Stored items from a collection

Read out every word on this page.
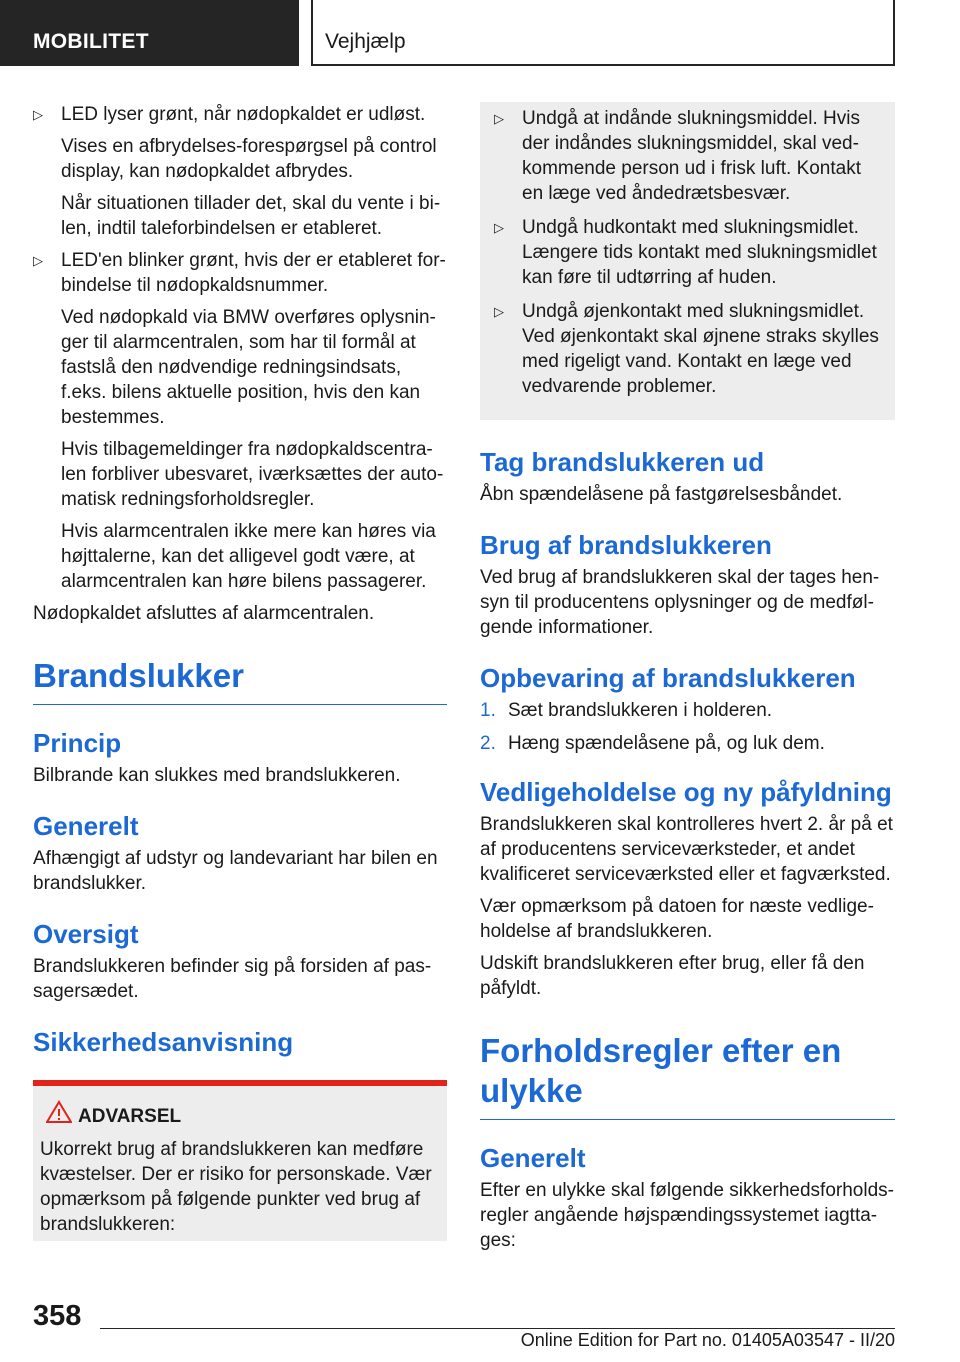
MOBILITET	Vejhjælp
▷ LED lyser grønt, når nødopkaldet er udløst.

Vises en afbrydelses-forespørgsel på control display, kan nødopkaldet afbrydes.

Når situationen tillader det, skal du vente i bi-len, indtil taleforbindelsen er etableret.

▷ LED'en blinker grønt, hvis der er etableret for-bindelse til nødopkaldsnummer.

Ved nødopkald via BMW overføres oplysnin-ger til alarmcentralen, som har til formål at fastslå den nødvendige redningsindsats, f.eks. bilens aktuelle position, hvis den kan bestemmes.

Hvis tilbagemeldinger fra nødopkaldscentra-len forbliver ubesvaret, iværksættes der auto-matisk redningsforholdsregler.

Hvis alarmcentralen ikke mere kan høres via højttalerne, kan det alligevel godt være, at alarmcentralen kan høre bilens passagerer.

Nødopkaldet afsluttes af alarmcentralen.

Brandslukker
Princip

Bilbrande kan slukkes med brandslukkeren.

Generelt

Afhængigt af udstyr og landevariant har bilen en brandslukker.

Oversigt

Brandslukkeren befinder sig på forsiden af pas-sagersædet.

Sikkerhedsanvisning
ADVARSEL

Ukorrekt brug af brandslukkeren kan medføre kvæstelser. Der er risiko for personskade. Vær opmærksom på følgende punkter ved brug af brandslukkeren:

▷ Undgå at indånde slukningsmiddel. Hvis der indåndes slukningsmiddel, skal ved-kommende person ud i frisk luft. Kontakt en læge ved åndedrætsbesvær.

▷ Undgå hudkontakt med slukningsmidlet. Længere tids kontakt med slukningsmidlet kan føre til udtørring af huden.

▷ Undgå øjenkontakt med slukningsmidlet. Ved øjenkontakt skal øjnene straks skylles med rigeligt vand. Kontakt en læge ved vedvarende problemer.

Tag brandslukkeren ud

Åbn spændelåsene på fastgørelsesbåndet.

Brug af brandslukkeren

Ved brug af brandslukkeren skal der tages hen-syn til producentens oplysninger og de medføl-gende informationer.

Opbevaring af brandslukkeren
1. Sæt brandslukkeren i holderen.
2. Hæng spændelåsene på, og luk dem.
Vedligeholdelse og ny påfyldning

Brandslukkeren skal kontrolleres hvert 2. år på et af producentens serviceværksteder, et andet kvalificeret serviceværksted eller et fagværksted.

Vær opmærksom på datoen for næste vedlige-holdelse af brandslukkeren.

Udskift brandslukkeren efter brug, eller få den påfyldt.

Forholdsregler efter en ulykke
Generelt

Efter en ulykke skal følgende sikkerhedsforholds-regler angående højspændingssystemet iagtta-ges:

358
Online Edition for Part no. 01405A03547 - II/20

What is expected: Return every line of the preceding records in which the word "alarmcentralen" appears.

The response:
Ved nødopkald via BMW overføres oplysnin-ger til alarmcentralen, som har til formål at fastslå den nødvendige redningsindsats, f.eks. bilens aktuelle position, hvis den kan bestemmes.
Hvis alarmcentralen ikke mere kan høres via højttalerne, kan det alligevel godt være, at alarmcentralen kan høre bilens passagerer.
Nødopkaldet afsluttes af alarmcentralen.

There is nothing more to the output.